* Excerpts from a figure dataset
####################

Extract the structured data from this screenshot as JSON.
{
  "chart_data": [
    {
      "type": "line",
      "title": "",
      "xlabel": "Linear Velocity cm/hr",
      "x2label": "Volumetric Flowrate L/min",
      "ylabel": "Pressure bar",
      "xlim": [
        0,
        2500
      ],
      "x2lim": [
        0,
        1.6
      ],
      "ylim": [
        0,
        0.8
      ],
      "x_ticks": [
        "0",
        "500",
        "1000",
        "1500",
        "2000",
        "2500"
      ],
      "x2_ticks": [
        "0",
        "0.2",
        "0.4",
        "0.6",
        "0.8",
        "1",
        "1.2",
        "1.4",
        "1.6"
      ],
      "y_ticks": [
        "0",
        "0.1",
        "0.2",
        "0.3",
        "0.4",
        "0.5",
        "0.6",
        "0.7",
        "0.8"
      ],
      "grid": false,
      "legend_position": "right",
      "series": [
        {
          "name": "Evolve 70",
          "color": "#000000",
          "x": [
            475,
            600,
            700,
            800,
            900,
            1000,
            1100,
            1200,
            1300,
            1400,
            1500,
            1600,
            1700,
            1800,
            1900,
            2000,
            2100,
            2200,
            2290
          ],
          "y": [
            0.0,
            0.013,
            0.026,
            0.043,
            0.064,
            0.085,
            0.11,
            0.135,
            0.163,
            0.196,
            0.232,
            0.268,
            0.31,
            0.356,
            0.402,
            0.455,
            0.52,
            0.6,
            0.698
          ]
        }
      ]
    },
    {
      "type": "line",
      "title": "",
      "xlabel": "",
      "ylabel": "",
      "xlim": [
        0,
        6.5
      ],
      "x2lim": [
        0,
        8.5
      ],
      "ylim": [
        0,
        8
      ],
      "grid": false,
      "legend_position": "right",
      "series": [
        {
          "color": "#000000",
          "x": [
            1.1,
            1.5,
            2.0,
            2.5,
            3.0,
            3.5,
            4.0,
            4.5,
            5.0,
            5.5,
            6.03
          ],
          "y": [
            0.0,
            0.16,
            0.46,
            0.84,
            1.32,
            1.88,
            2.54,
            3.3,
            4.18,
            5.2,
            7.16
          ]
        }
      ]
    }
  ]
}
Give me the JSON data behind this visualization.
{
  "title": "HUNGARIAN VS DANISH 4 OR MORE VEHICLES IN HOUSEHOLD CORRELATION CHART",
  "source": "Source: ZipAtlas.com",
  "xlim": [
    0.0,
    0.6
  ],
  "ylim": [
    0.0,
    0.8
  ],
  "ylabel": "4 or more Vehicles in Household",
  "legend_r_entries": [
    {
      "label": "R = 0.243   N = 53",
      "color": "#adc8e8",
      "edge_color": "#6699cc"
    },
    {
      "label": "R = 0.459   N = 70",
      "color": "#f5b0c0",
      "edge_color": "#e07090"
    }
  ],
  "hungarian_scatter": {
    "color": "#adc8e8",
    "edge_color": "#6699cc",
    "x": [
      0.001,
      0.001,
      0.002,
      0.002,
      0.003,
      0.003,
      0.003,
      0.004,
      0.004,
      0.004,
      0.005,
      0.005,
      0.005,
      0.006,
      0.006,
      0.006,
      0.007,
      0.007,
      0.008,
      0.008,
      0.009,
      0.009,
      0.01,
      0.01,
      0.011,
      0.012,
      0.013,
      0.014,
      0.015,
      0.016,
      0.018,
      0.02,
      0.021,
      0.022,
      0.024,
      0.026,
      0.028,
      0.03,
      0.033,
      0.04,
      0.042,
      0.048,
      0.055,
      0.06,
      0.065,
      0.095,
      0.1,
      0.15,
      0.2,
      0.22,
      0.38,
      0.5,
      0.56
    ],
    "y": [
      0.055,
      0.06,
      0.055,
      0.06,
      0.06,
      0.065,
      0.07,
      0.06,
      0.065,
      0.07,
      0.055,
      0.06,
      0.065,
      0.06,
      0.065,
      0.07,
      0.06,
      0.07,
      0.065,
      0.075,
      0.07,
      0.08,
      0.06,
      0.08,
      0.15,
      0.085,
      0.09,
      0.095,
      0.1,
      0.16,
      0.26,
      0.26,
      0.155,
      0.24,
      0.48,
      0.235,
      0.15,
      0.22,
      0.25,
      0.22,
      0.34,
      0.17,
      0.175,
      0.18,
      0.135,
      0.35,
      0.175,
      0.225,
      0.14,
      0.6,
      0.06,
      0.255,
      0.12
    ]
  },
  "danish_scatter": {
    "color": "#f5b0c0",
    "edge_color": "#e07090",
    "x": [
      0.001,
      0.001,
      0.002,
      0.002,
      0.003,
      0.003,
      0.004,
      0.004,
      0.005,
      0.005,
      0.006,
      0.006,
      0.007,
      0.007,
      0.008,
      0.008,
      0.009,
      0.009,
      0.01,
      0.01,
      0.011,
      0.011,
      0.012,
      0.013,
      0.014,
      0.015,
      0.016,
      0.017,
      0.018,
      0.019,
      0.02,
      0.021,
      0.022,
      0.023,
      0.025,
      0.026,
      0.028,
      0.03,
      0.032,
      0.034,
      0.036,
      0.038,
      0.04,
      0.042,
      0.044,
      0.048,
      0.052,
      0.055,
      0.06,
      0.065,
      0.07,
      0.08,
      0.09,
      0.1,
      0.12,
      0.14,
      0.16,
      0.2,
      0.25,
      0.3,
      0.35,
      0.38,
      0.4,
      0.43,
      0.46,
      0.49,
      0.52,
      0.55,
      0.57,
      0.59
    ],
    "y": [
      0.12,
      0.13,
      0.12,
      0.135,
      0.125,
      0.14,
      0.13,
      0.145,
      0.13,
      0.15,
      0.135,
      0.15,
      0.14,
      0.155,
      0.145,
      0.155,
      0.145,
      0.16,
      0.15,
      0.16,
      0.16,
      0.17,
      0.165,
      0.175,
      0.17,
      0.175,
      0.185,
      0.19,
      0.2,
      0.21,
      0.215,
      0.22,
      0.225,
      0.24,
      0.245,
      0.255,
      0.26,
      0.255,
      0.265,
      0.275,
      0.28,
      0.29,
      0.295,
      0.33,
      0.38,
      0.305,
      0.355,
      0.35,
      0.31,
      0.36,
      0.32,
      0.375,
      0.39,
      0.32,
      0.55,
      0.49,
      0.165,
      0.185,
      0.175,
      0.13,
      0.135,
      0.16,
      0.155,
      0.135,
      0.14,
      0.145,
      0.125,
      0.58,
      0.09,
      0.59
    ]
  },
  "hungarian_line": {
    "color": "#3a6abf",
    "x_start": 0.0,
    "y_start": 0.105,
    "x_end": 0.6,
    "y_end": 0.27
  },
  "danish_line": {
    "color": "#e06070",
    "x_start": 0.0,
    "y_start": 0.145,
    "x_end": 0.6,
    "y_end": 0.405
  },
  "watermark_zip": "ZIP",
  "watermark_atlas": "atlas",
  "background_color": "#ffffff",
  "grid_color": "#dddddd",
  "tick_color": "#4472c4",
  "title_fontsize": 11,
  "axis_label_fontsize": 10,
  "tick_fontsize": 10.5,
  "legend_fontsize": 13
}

####################

* Aim of the exercise
Type out the entries again, word for word.

* Result
Extract the structured data from this screenshot as JSON.
{
  "chart_data": [
    {
      "type": "line",
      "title": "",
      "xlabel": "Linear Velocity cm/hr",
      "x2label": "Volumetric Flowrate L/min",
      "ylabel": "Pressure bar",
      "xlim": [
        0,
        2500
      ],
      "x2lim": [
        0,
        1.6
      ],
      "ylim": [
        0,
        0.8
      ],
      "x_ticks": [
        "0",
        "500",
        "1000",
        "1500",
        "2000",
        "2500"
      ],
      "x2_ticks": [
        "0",
        "0.2",
        "0.4",
        "0.6",
        "0.8",
        "1",
        "1.2",
        "1.4",
        "1.6"
      ],
      "y_ticks": [
        "0",
        "0.1",
        "0.2",
        "0.3",
        "0.4",
        "0.5",
        "0.6",
        "0.7",
        "0.8"
      ],
      "grid": false,
      "legend_position": "right",
      "series": [
        {
          "name": "Evolve 70",
          "color": "#000000",
          "x": [
            475,
            600,
            700,
            800,
            900,
            1000,
            1100,
            1200,
            1300,
            1400,
            1500,
            1600,
            1700,
            1800,
            1900,
            2000,
            2100,
            2200,
            2290
          ],
          "y": [
            0.0,
            0.013,
            0.026,
            0.043,
            0.064,
            0.085,
            0.11,
            0.135,
            0.163,
            0.196,
            0.232,
            0.268,
            0.31,
            0.356,
            0.402,
            0.455,
            0.52,
            0.6,
            0.698
          ]
        }
      ]
    },
    {
      "type": "line",
      "title": "",
      "xlabel": "",
      "ylabel": "",
      "xlim": [
        0,
        6.5
      ],
      "x2lim": [
        0,
        8.5
      ],
      "ylim": [
        0,
        8
      ],
      "grid": false,
      "legend_position": "right",
      "series": [
        {
          "color": "#000000",
          "x": [
            1.1,
            1.5,
            2.0,
            2.5,
            3.0,
            3.5,
            4.0,
            4.5,
            5.0,
            5.5,
            6.03
          ],
          "y": [
            0.0,
            0.16,
            0.46,
            0.84,
            1.32,
            1.88,
            2.54,
            3.3,
            4.18,
            5.2,
            7.16
          ]
        }
      ]
    }
  ]
}
Give me the JSON data behind this visualization.
{
  "title": "HUNGARIAN VS DANISH 4 OR MORE VEHICLES IN HOUSEHOLD CORRELATION CHART",
  "source": "Source: ZipAtlas.com",
  "xlim": [
    0.0,
    0.6
  ],
  "ylim": [
    0.0,
    0.8
  ],
  "ylabel": "4 or more Vehicles in Household",
  "legend_r_entries": [
    {
      "label": "R = 0.243   N = 53",
      "color": "#adc8e8",
      "edge_color": "#6699cc"
    },
    {
      "label": "R = 0.459   N = 70",
      "color": "#f5b0c0",
      "edge_color": "#e07090"
    }
  ],
  "hungarian_scatter": {
    "color": "#adc8e8",
    "edge_color": "#6699cc",
    "x": [
      0.001,
      0.001,
      0.002,
      0.002,
      0.003,
      0.003,
      0.003,
      0.004,
      0.004,
      0.004,
      0.005,
      0.005,
      0.005,
      0.006,
      0.006,
      0.006,
      0.007,
      0.007,
      0.008,
      0.008,
      0.009,
      0.009,
      0.01,
      0.01,
      0.011,
      0.012,
      0.013,
      0.014,
      0.015,
      0.016,
      0.018,
      0.02,
      0.021,
      0.022,
      0.024,
      0.026,
      0.028,
      0.03,
      0.033,
      0.04,
      0.042,
      0.048,
      0.055,
      0.06,
      0.065,
      0.095,
      0.1,
      0.15,
      0.2,
      0.22,
      0.38,
      0.5,
      0.56
    ],
    "y": [
      0.055,
      0.06,
      0.055,
      0.06,
      0.06,
      0.065,
      0.07,
      0.06,
      0.065,
      0.07,
      0.055,
      0.06,
      0.065,
      0.06,
      0.065,
      0.07,
      0.06,
      0.07,
      0.065,
      0.075,
      0.07,
      0.08,
      0.06,
      0.08,
      0.15,
      0.085,
      0.09,
      0.095,
      0.1,
      0.16,
      0.26,
      0.26,
      0.155,
      0.24,
      0.48,
      0.235,
      0.15,
      0.22,
      0.25,
      0.22,
      0.34,
      0.17,
      0.175,
      0.18,
      0.135,
      0.35,
      0.175,
      0.225,
      0.14,
      0.6,
      0.06,
      0.255,
      0.12
    ]
  },
  "danish_scatter": {
    "color": "#f5b0c0",
    "edge_color": "#e07090",
    "x": [
      0.001,
      0.001,
      0.002,
      0.002,
      0.003,
      0.003,
      0.004,
      0.004,
      0.005,
      0.005,
      0.006,
      0.006,
      0.007,
      0.007,
      0.008,
      0.008,
      0.009,
      0.009,
      0.01,
      0.01,
      0.011,
      0.011,
      0.012,
      0.013,
      0.014,
      0.015,
      0.016,
      0.017,
      0.018,
      0.019,
      0.02,
      0.021,
      0.022,
      0.023,
      0.025,
      0.026,
      0.028,
      0.03,
      0.032,
      0.034,
      0.036,
      0.038,
      0.04,
      0.042,
      0.044,
      0.048,
      0.052,
      0.055,
      0.06,
      0.065,
      0.07,
      0.08,
      0.09,
      0.1,
      0.12,
      0.14,
      0.16,
      0.2,
      0.25,
      0.3,
      0.35,
      0.38,
      0.4,
      0.43,
      0.46,
      0.49,
      0.52,
      0.55,
      0.57,
      0.59
    ],
    "y": [
      0.12,
      0.13,
      0.12,
      0.135,
      0.125,
      0.14,
      0.13,
      0.145,
      0.13,
      0.15,
      0.135,
      0.15,
      0.14,
      0.155,
      0.145,
      0.155,
      0.145,
      0.16,
      0.15,
      0.16,
      0.16,
      0.17,
      0.165,
      0.175,
      0.17,
      0.175,
      0.185,
      0.19,
      0.2,
      0.21,
      0.215,
      0.22,
      0.225,
      0.24,
      0.245,
      0.255,
      0.26,
      0.255,
      0.265,
      0.275,
      0.28,
      0.29,
      0.295,
      0.33,
      0.38,
      0.305,
      0.355,
      0.35,
      0.31,
      0.36,
      0.32,
      0.375,
      0.39,
      0.32,
      0.55,
      0.49,
      0.165,
      0.185,
      0.175,
      0.13,
      0.135,
      0.16,
      0.155,
      0.135,
      0.14,
      0.145,
      0.125,
      0.58,
      0.09,
      0.59
    ]
  },
  "hungarian_line": {
    "color": "#3a6abf",
    "x_start": 0.0,
    "y_start": 0.105,
    "x_end": 0.6,
    "y_end": 0.27
  },
  "danish_line": {
    "color": "#e06070",
    "x_start": 0.0,
    "y_start": 0.145,
    "x_end": 0.6,
    "y_end": 0.405
  },
  "watermark_zip": "ZIP",
  "watermark_atlas": "atlas",
  "background_color": "#ffffff",
  "grid_color": "#dddddd",
  "tick_color": "#4472c4",
  "title_fontsize": 11,
  "axis_label_fontsize": 10,
  "tick_fontsize": 10.5,
  "legend_fontsize": 13
}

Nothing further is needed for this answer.